═══ Material for this task
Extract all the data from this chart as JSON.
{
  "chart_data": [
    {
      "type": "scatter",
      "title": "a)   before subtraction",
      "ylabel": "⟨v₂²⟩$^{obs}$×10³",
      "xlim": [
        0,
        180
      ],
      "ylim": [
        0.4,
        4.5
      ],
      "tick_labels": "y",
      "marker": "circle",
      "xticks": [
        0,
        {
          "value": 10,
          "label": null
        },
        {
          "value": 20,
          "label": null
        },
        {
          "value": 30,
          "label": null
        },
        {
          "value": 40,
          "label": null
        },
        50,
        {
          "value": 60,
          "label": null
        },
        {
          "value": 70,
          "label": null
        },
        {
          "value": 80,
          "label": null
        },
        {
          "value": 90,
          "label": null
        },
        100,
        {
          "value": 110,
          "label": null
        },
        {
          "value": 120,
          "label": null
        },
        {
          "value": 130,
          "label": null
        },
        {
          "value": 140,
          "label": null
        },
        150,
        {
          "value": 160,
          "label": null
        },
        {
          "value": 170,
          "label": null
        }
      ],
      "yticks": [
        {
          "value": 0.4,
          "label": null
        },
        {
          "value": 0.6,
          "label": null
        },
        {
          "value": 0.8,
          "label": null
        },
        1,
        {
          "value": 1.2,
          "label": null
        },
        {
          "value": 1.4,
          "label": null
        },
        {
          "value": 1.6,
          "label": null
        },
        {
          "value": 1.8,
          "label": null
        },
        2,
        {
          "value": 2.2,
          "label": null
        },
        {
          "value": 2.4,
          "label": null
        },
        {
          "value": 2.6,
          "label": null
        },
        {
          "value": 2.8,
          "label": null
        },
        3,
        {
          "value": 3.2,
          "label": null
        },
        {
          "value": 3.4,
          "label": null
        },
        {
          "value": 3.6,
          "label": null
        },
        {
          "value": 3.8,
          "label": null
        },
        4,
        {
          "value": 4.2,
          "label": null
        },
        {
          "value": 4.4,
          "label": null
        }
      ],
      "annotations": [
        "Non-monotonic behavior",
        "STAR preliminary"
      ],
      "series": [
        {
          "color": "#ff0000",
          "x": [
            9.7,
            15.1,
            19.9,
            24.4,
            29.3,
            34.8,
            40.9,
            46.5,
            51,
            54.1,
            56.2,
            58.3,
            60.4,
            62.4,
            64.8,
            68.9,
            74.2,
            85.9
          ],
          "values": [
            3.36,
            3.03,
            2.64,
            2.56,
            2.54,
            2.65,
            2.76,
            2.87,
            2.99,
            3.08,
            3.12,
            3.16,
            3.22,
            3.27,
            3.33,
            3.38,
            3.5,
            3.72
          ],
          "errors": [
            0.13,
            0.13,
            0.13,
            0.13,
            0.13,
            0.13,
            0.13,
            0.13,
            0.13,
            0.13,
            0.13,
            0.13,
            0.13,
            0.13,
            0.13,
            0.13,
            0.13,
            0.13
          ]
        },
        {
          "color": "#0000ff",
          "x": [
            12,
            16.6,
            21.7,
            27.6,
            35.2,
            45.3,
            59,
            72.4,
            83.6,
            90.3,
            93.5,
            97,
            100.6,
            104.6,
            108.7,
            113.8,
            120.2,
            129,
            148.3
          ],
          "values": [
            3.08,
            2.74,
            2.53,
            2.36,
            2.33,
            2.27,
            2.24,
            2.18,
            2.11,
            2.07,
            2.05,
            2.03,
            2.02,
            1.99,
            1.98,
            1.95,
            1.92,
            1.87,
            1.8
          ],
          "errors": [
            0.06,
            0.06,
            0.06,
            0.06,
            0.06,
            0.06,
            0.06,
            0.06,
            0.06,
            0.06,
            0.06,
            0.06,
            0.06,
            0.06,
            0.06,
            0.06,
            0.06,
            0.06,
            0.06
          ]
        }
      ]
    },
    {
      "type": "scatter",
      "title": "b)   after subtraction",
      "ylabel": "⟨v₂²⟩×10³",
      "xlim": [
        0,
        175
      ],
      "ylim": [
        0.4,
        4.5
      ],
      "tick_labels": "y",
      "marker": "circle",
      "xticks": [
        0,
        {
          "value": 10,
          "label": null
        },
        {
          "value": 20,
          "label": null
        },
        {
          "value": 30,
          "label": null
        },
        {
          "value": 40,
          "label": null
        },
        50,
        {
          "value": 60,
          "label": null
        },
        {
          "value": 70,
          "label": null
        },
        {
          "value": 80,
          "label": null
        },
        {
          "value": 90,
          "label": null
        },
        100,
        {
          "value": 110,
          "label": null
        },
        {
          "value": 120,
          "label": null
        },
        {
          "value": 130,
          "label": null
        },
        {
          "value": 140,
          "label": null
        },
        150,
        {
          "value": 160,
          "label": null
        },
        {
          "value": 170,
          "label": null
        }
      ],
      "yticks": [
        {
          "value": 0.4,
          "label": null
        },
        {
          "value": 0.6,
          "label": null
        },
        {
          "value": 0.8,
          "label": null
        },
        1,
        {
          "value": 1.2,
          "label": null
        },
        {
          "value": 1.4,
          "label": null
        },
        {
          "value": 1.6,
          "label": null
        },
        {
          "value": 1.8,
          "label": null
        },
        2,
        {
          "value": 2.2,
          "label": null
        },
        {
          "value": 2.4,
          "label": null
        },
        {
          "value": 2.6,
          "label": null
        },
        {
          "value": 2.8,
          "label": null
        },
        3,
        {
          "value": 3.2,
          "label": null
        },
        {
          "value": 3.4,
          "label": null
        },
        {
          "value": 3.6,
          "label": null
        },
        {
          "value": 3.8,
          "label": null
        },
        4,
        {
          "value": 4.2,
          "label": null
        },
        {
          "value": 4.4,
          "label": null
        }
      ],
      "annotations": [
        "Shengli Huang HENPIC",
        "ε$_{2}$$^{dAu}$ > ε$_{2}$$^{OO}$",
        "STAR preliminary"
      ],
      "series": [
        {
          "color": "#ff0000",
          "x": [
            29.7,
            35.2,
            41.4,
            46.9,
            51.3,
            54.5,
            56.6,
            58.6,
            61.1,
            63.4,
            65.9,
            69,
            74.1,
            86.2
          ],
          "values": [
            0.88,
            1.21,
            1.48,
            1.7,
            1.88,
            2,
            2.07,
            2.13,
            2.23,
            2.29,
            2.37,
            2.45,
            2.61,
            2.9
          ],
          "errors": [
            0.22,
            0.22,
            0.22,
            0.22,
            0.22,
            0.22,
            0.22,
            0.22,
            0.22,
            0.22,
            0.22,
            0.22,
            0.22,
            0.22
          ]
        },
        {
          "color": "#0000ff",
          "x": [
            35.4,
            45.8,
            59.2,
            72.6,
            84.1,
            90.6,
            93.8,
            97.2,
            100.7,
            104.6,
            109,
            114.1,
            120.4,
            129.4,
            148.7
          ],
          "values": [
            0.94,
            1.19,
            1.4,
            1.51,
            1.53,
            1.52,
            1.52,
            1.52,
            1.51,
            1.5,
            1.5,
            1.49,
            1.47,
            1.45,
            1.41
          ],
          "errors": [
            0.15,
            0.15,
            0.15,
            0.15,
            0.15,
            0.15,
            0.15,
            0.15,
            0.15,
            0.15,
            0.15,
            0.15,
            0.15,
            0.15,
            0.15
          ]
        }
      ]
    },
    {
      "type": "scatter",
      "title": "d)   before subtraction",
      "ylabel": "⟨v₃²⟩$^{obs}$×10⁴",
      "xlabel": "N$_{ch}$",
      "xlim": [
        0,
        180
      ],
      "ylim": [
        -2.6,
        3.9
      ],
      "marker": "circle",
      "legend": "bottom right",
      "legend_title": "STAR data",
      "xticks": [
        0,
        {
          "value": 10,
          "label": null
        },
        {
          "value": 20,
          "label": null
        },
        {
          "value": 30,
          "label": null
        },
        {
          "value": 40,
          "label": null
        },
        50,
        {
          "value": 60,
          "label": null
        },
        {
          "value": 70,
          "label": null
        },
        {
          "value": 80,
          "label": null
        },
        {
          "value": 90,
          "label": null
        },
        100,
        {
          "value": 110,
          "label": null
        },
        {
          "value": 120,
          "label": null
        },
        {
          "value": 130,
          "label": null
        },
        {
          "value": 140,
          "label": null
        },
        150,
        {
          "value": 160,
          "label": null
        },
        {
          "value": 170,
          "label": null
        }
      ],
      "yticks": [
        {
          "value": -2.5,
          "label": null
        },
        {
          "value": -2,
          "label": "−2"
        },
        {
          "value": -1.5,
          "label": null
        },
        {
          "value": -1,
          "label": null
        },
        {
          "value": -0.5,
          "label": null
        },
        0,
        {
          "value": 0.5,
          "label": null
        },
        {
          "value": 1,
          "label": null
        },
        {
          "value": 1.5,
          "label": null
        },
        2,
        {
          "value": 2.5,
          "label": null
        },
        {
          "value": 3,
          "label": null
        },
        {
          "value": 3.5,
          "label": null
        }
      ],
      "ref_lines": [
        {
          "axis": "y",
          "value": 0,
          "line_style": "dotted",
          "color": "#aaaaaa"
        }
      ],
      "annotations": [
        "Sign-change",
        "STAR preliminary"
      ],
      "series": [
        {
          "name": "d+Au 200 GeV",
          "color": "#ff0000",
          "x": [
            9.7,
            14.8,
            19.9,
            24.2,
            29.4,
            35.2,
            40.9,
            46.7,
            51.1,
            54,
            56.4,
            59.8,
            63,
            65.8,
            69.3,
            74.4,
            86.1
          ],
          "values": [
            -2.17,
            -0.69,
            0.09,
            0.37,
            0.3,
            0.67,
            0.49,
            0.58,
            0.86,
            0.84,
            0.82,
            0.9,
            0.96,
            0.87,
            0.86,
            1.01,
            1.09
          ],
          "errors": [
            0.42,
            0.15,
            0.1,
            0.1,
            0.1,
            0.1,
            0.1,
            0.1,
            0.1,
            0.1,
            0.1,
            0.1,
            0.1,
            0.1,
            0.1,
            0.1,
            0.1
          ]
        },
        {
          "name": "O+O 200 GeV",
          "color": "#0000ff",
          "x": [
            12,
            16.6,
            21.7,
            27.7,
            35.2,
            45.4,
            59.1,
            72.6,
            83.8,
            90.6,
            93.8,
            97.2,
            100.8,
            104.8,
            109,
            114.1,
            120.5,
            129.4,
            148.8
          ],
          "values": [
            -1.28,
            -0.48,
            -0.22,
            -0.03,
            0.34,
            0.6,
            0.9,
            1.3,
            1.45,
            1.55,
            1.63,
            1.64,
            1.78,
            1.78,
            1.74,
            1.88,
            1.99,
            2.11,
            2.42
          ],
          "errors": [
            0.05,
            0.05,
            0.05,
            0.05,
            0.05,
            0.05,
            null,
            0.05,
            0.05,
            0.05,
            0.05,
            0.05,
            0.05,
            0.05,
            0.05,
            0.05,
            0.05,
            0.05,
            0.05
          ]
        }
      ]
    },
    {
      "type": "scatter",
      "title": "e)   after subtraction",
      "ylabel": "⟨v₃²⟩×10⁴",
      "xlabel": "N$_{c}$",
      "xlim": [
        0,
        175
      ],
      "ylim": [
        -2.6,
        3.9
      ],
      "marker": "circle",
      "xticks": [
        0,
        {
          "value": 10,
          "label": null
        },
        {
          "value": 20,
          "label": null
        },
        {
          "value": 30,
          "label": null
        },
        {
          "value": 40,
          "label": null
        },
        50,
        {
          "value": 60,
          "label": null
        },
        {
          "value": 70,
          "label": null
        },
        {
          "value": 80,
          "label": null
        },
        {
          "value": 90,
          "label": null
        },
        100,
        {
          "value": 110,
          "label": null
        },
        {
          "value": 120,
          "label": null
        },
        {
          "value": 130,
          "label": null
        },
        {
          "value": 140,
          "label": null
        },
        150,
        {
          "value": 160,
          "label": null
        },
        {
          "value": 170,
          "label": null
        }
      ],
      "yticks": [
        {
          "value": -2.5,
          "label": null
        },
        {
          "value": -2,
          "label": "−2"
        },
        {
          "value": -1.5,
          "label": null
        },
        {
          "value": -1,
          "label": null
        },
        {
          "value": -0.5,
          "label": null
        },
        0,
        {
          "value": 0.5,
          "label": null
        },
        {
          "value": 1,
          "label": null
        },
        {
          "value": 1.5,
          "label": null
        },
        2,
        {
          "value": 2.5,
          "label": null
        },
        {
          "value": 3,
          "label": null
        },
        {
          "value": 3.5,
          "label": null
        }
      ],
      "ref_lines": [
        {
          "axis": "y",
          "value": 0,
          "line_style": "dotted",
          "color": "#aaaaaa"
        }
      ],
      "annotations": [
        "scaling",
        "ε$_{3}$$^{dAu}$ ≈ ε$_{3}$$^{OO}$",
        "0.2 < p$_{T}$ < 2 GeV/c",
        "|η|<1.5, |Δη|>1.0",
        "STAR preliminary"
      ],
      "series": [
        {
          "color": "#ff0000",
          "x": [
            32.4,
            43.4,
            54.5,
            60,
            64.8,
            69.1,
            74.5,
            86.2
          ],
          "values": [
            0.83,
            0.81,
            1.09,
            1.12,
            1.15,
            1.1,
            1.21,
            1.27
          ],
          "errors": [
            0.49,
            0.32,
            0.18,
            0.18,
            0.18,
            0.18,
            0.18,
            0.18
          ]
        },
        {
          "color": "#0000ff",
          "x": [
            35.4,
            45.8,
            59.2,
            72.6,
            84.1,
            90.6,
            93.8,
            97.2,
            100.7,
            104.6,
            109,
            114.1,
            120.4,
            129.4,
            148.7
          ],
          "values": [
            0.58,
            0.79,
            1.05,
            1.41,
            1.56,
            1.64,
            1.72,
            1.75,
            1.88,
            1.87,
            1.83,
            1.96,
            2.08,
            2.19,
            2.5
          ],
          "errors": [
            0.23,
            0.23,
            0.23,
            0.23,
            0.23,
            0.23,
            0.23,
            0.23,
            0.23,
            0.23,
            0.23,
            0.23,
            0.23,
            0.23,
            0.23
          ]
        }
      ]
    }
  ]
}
══════
**Aim of the exercise:**
Write out every line from the entries where "ylabel" appears.

**Exercise solution:**
      "ylabel": "⟨v₂²⟩$^{obs}$×10³",
      "ylabel": "⟨v₂²⟩×10³",
      "ylabel": "⟨v₃²⟩$^{obs}$×10⁴",
      "ylabel": "⟨v₃²⟩×10⁴",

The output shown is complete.